┌─ SOURCE DATA

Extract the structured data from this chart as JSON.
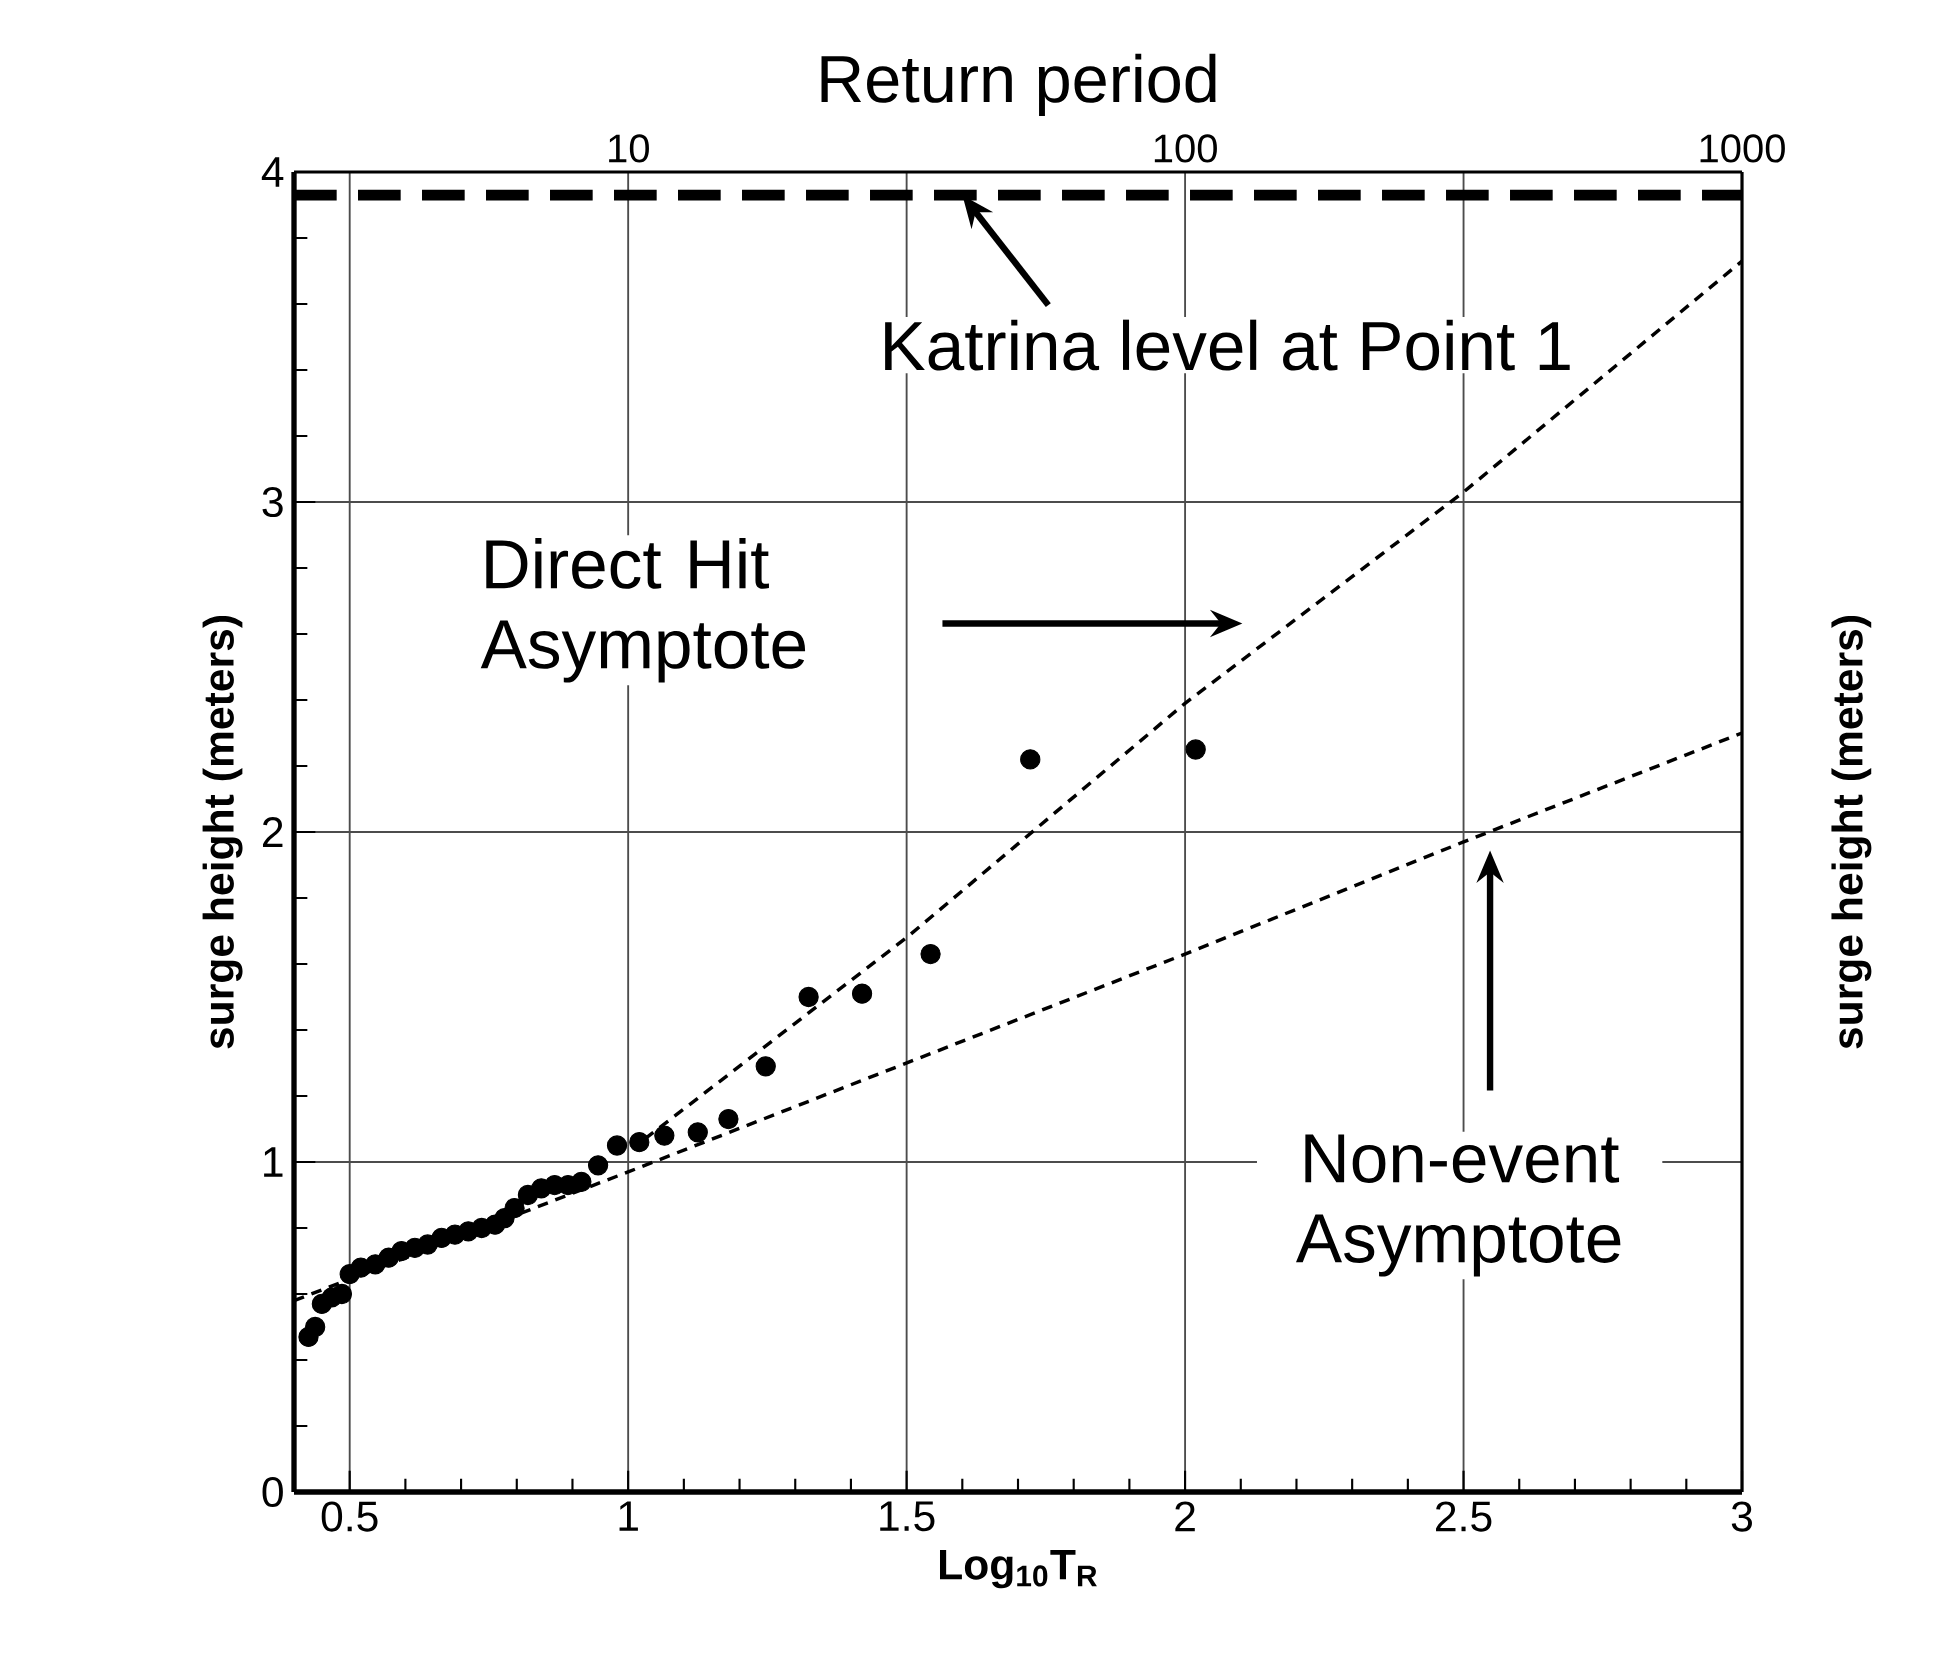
{
  "chart_data": {
    "type": "scatter",
    "x2label": "Return period",
    "xlabel": "Log$_{10}$T$_{R}$",
    "ylabel": "surge height (meters)",
    "y2label": "surge height (meters)",
    "xlim": [
      0.4,
      3
    ],
    "xticks": [
      0.5,
      1,
      1.5,
      2,
      2.5,
      3
    ],
    "ylim": [
      0,
      4
    ],
    "yticks": [
      0,
      1,
      2,
      3,
      4
    ],
    "x2lim": [
      2.51,
      1000
    ],
    "x2ticks": [
      10,
      100,
      1000
    ],
    "log": "x2",
    "grid": true,
    "series": [
      {
        "color": "#000000",
        "marker": "circle",
        "x": [
          0.426,
          0.438,
          0.45,
          0.468,
          0.486,
          0.5,
          0.52,
          0.546,
          0.57,
          0.593,
          0.617,
          0.64,
          0.665,
          0.689,
          0.713,
          0.737,
          0.761,
          0.778,
          0.796,
          0.82,
          0.844,
          0.868,
          0.892,
          0.916,
          0.946,
          0.98,
          1.02,
          1.065,
          1.125,
          1.18,
          1.247,
          1.324,
          1.42,
          1.543,
          1.722,
          2.019
        ],
        "values": [
          0.47,
          0.5,
          0.57,
          0.59,
          0.6,
          0.66,
          0.68,
          0.69,
          0.71,
          0.73,
          0.74,
          0.75,
          0.77,
          0.78,
          0.79,
          0.8,
          0.81,
          0.83,
          0.86,
          0.9,
          0.92,
          0.93,
          0.93,
          0.94,
          0.99,
          1.05,
          1.06,
          1.08,
          1.09,
          1.13,
          1.29,
          1.5,
          1.51,
          1.63,
          2.22,
          2.25
        ]
      },
      {
        "type": "line",
        "color": "#000000",
        "marker": "none",
        "line_style": "dashed",
        "x": [
          1.03,
          1.5,
          2,
          2.5,
          3
        ],
        "values": [
          1.07,
          1.68,
          2.39,
          3.03,
          3.73
        ]
      },
      {
        "type": "line",
        "color": "#000000",
        "marker": "none",
        "line_style": "dashed",
        "x": [
          0.4,
          1,
          2,
          2.5,
          3
        ],
        "values": [
          0.58,
          0.97,
          1.63,
          1.97,
          2.3
        ]
      }
    ],
    "ref_lines": [
      {
        "axis": "y",
        "value": 3.93,
        "color": "#000000",
        "line_style": "dashed"
      }
    ],
    "annotations": [
      {
        "text": "Katrina level at Point 1",
        "x": 1.6,
        "y": 3.93
      },
      "Direct Hit Asymptote",
      "Non-event Asymptote"
    ]
  }
}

└─

WORK TO BE COMPLETED
In the copy, include no pictures; restate the listing above exactly.

WRITTEN RESPONSE
Extract the structured data from this chart as JSON.
{
  "chart_data": {
    "type": "scatter",
    "x2label": "Return period",
    "xlabel": "Log$_{10}$T$_{R}$",
    "ylabel": "surge height (meters)",
    "y2label": "surge height (meters)",
    "xlim": [
      0.4,
      3
    ],
    "xticks": [
      0.5,
      1,
      1.5,
      2,
      2.5,
      3
    ],
    "ylim": [
      0,
      4
    ],
    "yticks": [
      0,
      1,
      2,
      3,
      4
    ],
    "x2lim": [
      2.51,
      1000
    ],
    "x2ticks": [
      10,
      100,
      1000
    ],
    "log": "x2",
    "grid": true,
    "series": [
      {
        "color": "#000000",
        "marker": "circle",
        "x": [
          0.426,
          0.438,
          0.45,
          0.468,
          0.486,
          0.5,
          0.52,
          0.546,
          0.57,
          0.593,
          0.617,
          0.64,
          0.665,
          0.689,
          0.713,
          0.737,
          0.761,
          0.778,
          0.796,
          0.82,
          0.844,
          0.868,
          0.892,
          0.916,
          0.946,
          0.98,
          1.02,
          1.065,
          1.125,
          1.18,
          1.247,
          1.324,
          1.42,
          1.543,
          1.722,
          2.019
        ],
        "values": [
          0.47,
          0.5,
          0.57,
          0.59,
          0.6,
          0.66,
          0.68,
          0.69,
          0.71,
          0.73,
          0.74,
          0.75,
          0.77,
          0.78,
          0.79,
          0.8,
          0.81,
          0.83,
          0.86,
          0.9,
          0.92,
          0.93,
          0.93,
          0.94,
          0.99,
          1.05,
          1.06,
          1.08,
          1.09,
          1.13,
          1.29,
          1.5,
          1.51,
          1.63,
          2.22,
          2.25
        ]
      },
      {
        "type": "line",
        "color": "#000000",
        "marker": "none",
        "line_style": "dashed",
        "x": [
          1.03,
          1.5,
          2,
          2.5,
          3
        ],
        "values": [
          1.07,
          1.68,
          2.39,
          3.03,
          3.73
        ]
      },
      {
        "type": "line",
        "color": "#000000",
        "marker": "none",
        "line_style": "dashed",
        "x": [
          0.4,
          1,
          2,
          2.5,
          3
        ],
        "values": [
          0.58,
          0.97,
          1.63,
          1.97,
          2.3
        ]
      }
    ],
    "ref_lines": [
      {
        "axis": "y",
        "value": 3.93,
        "color": "#000000",
        "line_style": "dashed"
      }
    ],
    "annotations": [
      {
        "text": "Katrina level at Point 1",
        "x": 1.6,
        "y": 3.93
      },
      "Direct Hit Asymptote",
      "Non-event Asymptote"
    ]
  }
}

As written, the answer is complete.